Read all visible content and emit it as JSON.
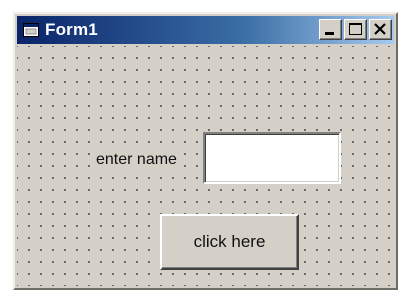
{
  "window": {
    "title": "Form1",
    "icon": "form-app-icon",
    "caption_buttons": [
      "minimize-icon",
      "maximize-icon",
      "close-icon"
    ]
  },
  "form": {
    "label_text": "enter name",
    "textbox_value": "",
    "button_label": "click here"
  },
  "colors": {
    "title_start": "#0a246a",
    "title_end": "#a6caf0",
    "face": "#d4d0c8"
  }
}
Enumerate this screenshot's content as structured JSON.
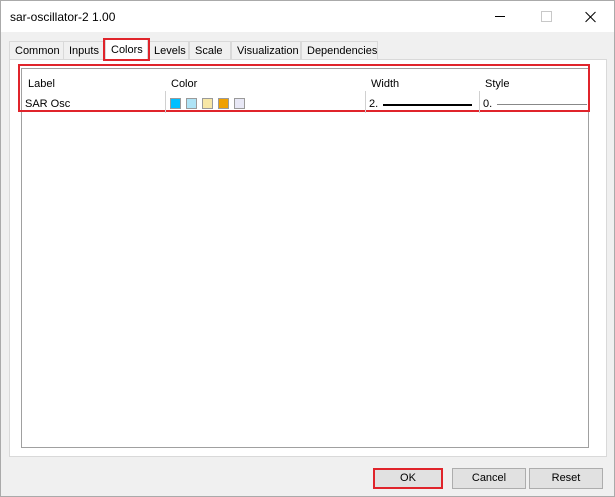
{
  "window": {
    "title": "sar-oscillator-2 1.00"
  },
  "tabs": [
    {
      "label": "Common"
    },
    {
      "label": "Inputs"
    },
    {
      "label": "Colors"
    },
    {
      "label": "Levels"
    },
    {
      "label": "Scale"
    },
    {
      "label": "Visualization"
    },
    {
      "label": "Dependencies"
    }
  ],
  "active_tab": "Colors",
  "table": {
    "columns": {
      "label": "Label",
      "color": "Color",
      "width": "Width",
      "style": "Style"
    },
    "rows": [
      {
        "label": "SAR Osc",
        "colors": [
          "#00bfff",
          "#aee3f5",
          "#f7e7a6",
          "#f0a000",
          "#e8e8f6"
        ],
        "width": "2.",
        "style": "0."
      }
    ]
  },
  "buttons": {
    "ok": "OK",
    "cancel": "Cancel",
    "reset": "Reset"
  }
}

---

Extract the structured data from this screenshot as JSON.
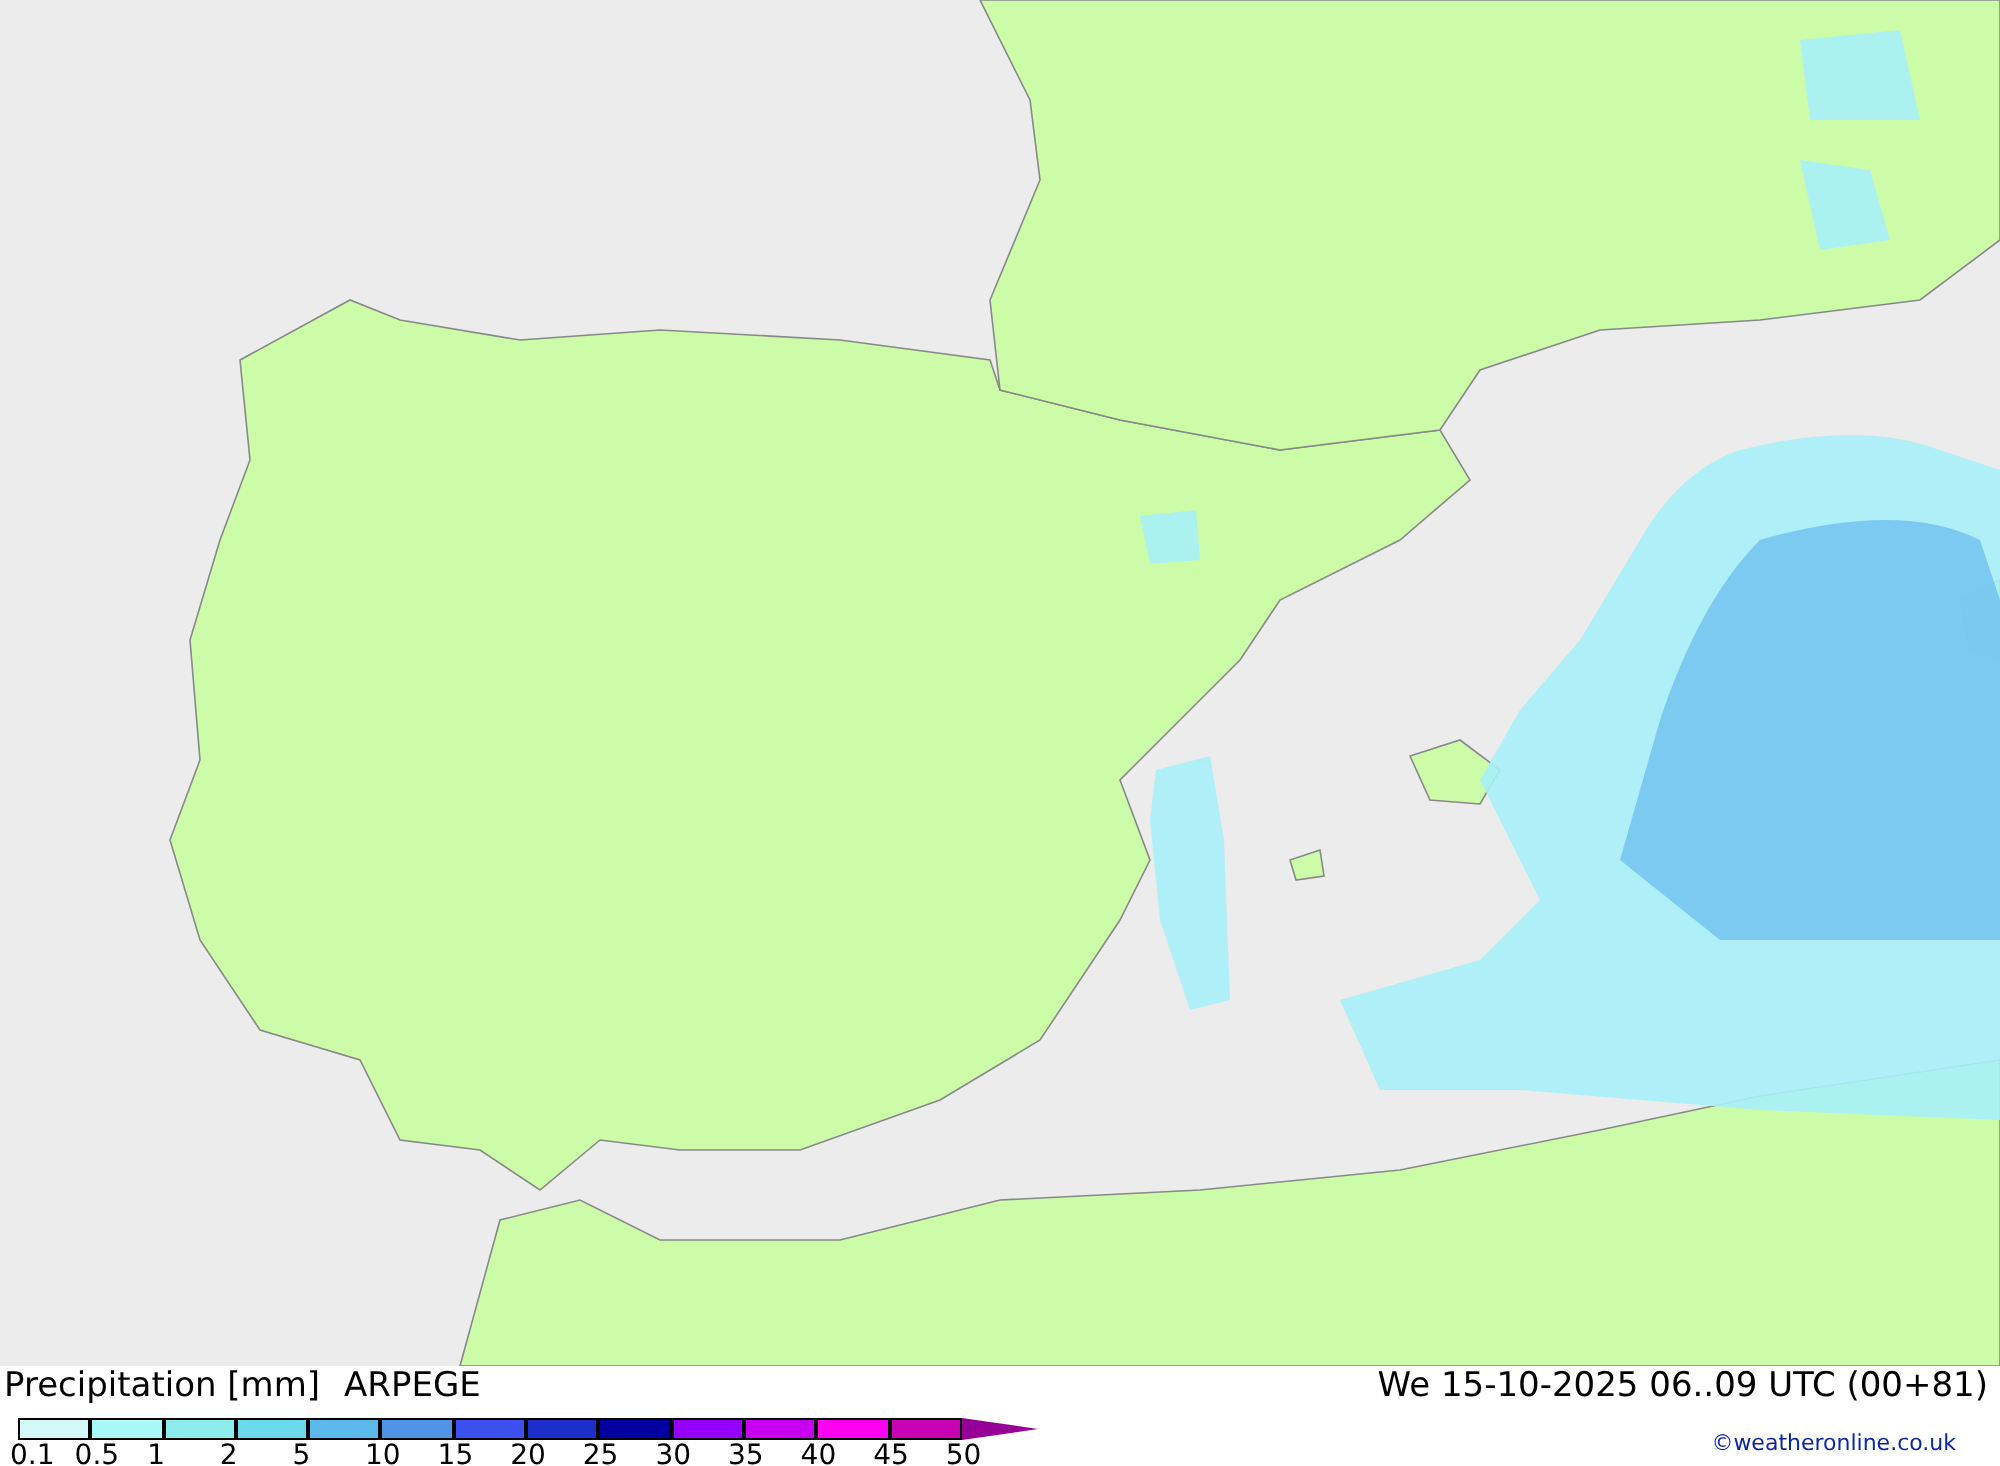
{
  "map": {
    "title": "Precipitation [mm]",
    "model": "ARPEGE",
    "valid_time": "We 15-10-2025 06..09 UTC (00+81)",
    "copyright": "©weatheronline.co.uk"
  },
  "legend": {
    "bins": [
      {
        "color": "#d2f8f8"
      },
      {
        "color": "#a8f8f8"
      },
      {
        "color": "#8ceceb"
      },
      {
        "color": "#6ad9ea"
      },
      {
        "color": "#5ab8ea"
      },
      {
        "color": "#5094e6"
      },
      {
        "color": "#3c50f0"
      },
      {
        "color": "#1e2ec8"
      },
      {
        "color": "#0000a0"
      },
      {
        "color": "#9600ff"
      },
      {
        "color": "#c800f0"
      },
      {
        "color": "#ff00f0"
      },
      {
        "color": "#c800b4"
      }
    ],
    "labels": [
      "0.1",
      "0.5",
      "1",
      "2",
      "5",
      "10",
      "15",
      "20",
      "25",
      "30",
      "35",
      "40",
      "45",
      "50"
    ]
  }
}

--

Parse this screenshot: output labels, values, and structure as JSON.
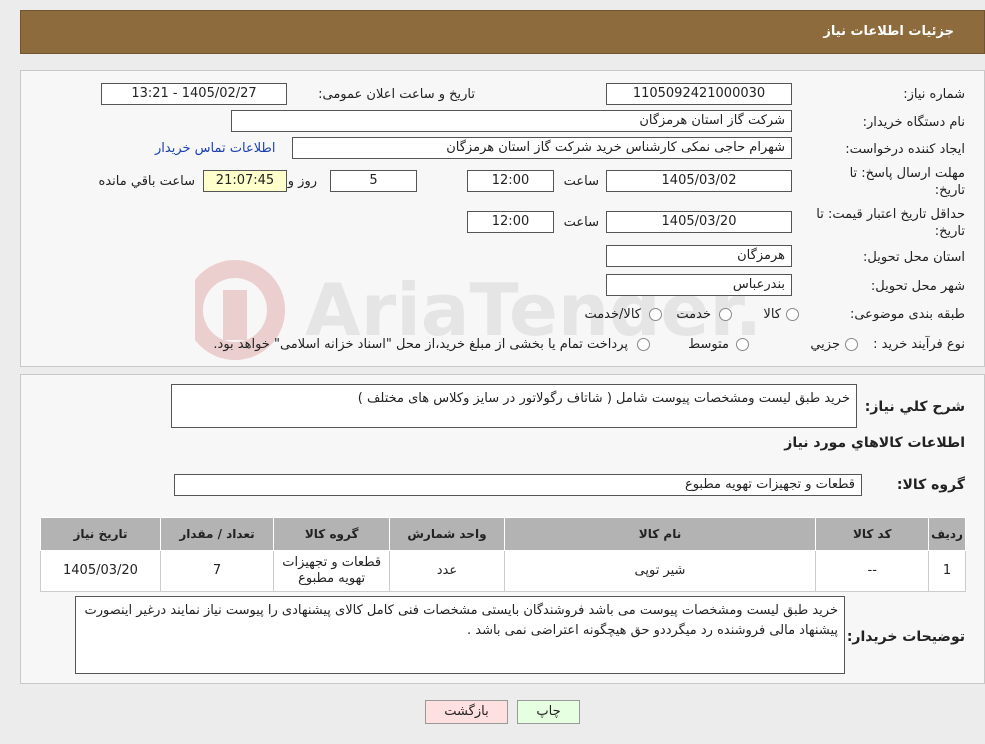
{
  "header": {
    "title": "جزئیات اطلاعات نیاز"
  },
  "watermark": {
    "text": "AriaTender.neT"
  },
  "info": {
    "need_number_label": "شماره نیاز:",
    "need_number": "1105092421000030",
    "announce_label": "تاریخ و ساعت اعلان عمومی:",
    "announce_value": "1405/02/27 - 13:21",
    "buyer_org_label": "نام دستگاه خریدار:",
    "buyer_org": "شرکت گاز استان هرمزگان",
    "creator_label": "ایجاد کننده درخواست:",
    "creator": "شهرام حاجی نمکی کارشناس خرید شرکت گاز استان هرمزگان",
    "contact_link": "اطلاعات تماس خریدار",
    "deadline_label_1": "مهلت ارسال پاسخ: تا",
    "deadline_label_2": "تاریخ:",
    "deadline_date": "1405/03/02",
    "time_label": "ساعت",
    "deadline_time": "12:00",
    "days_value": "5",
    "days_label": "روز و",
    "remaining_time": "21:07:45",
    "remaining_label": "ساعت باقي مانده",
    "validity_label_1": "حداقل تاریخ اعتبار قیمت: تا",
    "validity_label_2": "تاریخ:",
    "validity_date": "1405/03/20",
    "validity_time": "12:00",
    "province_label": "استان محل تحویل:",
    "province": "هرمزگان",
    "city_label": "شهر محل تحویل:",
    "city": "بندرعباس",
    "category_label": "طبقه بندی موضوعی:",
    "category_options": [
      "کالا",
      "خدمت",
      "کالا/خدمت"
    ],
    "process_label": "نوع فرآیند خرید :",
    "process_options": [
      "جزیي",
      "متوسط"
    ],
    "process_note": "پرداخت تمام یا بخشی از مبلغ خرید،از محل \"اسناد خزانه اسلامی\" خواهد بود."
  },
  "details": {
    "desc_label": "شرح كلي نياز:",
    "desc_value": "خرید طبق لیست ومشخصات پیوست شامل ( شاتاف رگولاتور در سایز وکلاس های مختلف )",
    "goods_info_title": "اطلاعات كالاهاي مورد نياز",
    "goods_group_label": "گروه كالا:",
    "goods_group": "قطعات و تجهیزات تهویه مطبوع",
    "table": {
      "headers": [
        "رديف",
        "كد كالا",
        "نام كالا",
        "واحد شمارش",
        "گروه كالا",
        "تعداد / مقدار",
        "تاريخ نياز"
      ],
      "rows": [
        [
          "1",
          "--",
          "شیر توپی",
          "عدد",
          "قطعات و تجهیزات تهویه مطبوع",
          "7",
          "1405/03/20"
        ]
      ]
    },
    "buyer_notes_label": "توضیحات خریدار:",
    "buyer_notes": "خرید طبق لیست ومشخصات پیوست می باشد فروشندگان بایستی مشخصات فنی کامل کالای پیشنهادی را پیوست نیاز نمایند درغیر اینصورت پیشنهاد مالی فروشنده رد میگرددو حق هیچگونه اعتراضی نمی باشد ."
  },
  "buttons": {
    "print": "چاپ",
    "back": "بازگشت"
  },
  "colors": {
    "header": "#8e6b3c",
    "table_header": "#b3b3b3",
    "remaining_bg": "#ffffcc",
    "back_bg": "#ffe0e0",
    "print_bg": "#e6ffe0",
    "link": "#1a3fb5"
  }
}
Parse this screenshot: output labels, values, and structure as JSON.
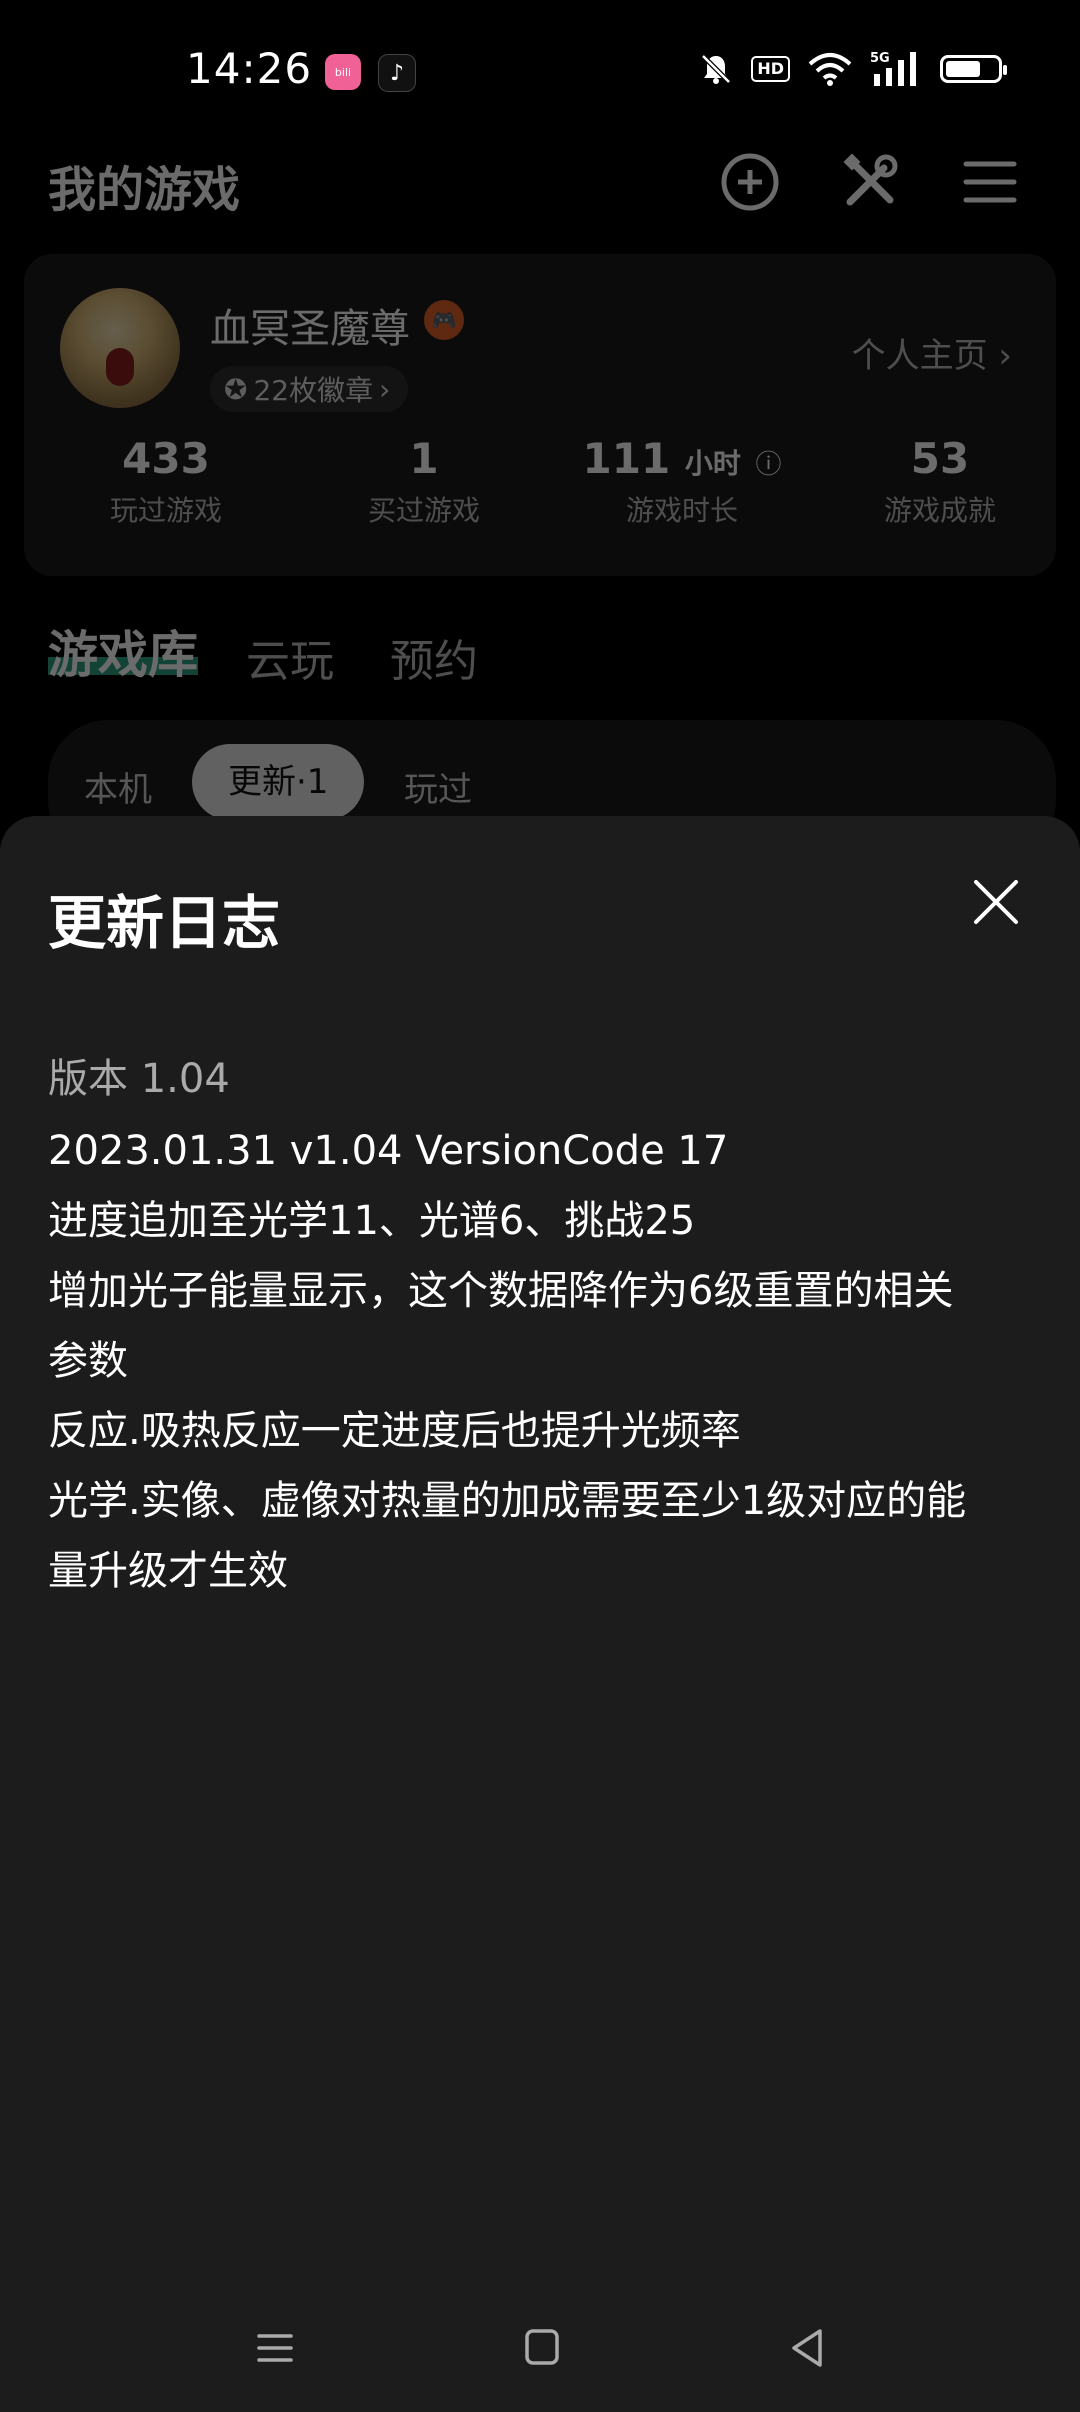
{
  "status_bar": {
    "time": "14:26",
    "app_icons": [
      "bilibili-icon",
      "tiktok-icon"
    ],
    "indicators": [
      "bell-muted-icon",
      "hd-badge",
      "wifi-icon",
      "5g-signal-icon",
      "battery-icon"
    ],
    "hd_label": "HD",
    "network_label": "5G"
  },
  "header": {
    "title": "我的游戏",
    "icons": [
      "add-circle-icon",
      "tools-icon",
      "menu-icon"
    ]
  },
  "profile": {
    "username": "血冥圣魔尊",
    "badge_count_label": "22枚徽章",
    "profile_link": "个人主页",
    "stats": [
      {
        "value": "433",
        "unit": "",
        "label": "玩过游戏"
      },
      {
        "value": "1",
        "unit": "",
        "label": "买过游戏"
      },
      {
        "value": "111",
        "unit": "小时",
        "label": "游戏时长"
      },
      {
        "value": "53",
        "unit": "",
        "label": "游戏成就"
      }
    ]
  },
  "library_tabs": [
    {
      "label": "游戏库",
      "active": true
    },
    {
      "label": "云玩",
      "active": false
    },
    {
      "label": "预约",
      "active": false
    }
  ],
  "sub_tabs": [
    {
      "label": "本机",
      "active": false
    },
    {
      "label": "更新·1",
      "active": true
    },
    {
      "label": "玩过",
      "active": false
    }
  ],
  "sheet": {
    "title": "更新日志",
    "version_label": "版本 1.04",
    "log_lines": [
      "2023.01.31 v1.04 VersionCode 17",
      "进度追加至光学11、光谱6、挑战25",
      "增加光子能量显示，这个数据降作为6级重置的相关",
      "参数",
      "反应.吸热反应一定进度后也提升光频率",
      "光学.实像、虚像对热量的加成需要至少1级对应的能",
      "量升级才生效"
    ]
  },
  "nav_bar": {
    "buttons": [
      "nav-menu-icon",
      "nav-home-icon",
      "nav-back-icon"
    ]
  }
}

## What is expected
Read the entries and show each line that mentions "اطلاعات".

## Output of the task
    "title": "جزئیات اطلاعات نیاز"
    "contact_link": "اطلاعات تماس خریدار",
    "goods_info_title": "اطلاعات كالاهاي مورد نياز",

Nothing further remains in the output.